*Set problem:* Rewrite the records as a JSON list of strings with one string per line and no blank lines, starting with the line that contains "bar-label: 9126.58 — [1300, 572, 1355, 587]" and going on through the line that contains "order-type: 特大 — [1436, 110, 1470, 130]".

*Material to process:*

<<<<

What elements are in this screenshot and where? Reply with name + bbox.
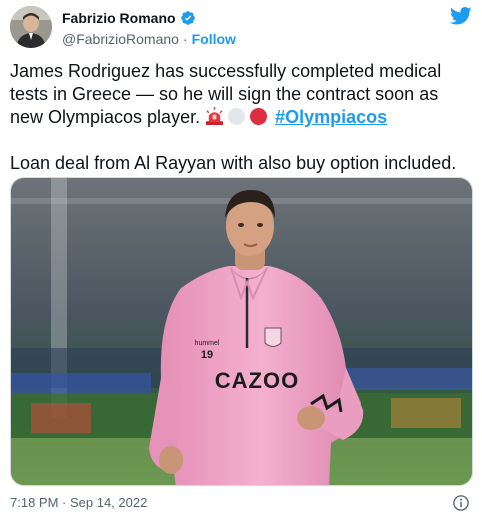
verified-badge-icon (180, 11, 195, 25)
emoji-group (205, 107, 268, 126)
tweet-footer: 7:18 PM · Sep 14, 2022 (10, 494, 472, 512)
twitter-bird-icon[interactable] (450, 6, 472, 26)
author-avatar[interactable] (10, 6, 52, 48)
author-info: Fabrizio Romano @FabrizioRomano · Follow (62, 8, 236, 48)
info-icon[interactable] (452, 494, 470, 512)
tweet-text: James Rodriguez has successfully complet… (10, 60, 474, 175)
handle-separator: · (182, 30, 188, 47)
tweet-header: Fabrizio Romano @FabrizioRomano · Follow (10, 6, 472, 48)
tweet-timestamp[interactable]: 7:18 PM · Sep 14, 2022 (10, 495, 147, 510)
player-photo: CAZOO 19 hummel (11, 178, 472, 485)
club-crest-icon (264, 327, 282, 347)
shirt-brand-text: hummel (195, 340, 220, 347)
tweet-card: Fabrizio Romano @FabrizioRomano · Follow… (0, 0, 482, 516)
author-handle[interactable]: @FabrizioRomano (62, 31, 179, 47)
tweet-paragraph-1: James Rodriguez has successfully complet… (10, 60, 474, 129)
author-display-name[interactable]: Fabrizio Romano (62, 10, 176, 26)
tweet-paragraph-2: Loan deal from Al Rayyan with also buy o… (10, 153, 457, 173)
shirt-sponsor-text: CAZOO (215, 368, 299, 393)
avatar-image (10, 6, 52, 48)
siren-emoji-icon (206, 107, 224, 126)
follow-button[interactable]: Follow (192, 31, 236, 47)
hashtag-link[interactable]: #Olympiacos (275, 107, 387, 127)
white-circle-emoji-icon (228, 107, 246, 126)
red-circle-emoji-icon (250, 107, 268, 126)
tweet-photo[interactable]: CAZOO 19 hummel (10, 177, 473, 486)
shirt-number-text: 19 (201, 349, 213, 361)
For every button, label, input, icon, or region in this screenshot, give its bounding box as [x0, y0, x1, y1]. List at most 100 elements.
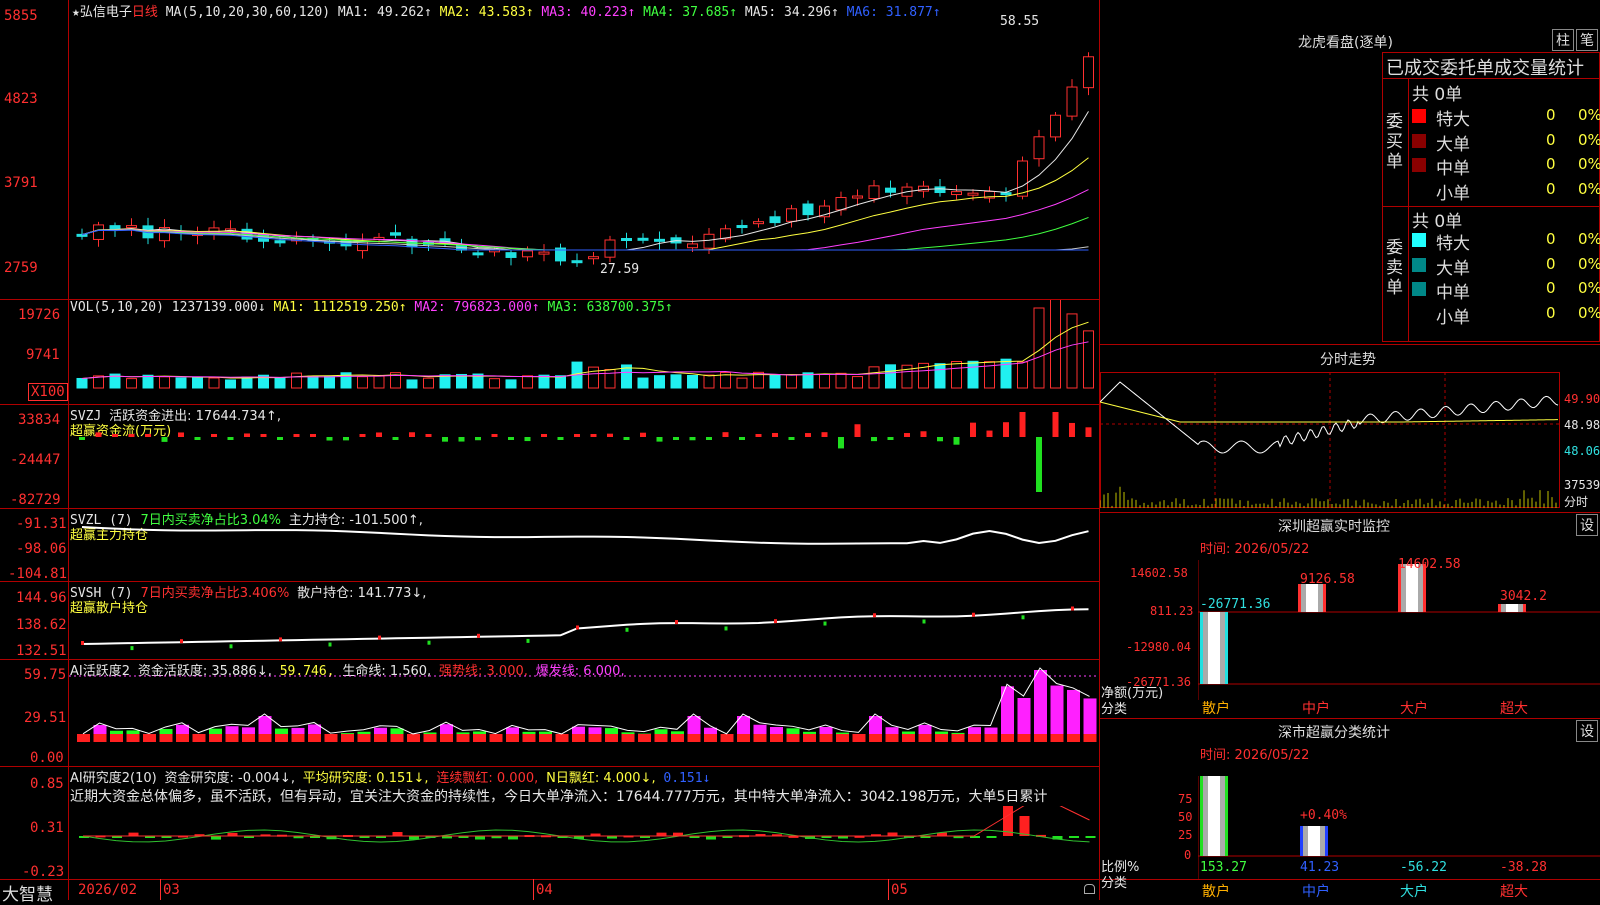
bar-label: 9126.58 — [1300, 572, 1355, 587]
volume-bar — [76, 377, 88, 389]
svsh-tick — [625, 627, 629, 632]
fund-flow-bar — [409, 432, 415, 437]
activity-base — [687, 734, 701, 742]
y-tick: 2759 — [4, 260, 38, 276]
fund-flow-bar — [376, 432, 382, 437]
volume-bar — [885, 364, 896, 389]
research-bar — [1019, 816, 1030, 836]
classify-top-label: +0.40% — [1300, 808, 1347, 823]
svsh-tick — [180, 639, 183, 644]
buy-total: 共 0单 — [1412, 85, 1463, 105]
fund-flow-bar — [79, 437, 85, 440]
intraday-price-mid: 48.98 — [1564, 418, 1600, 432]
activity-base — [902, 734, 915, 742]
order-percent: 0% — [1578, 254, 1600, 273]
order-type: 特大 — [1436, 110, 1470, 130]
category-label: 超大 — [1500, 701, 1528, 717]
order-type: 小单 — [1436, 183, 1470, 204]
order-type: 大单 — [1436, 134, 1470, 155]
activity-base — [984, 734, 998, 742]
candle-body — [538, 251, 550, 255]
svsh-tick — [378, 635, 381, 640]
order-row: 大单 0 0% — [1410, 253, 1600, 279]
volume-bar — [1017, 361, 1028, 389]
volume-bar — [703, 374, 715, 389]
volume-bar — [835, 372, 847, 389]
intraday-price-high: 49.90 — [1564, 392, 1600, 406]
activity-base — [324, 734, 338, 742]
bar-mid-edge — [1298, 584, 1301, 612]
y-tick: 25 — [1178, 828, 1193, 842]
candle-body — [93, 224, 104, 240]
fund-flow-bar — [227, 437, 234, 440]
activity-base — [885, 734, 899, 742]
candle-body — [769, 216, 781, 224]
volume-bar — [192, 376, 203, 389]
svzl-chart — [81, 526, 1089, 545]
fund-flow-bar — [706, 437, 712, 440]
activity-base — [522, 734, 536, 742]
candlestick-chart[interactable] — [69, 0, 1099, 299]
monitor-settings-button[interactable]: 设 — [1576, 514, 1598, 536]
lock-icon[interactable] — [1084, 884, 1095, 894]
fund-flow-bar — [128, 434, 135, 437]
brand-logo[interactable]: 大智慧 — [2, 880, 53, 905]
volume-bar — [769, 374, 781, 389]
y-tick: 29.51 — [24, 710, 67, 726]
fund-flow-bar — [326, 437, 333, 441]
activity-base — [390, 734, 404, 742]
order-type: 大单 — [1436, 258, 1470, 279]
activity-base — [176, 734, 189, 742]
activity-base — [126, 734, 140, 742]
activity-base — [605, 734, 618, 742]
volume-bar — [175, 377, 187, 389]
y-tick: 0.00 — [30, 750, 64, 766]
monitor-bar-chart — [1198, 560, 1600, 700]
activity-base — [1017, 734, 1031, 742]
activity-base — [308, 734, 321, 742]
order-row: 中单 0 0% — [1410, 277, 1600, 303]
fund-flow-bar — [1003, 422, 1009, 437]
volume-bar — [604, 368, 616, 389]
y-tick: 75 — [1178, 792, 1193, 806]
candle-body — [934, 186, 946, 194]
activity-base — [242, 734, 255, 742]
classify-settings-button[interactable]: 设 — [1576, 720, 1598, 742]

>>>>

*Response for this exercise:*
[
  "bar-label: 9126.58 — [1300, 572, 1355, 587]",
  "volume-bar — [76, 377, 88, 389]",
  "svsh-tick — [625, 627, 629, 632]",
  "fund-flow-bar — [409, 432, 415, 437]",
  "activity-base — [687, 734, 701, 742]",
  "y-tick: 2759 — [4, 260, 38, 276]",
  "fund-flow-bar — [376, 432, 382, 437]",
  "volume-bar — [885, 364, 896, 389]",
  "research-bar — [1019, 816, 1030, 836]",
  "classify-top-label: +0.40% — [1300, 808, 1347, 823]",
  "svsh-tick — [180, 639, 183, 644]",
  "buy-total: 共 0单 — [1412, 85, 1463, 105]",
  "fund-flow-bar — [79, 437, 85, 440]",
  "intraday-price-mid: 48.98 — [1564, 418, 1600, 432]",
  "activity-base — [902, 734, 915, 742]",
  "order-percent: 0% — [1578, 254, 1600, 273]",
  "order-type: 特大 — [1436, 110, 1470, 130]"
]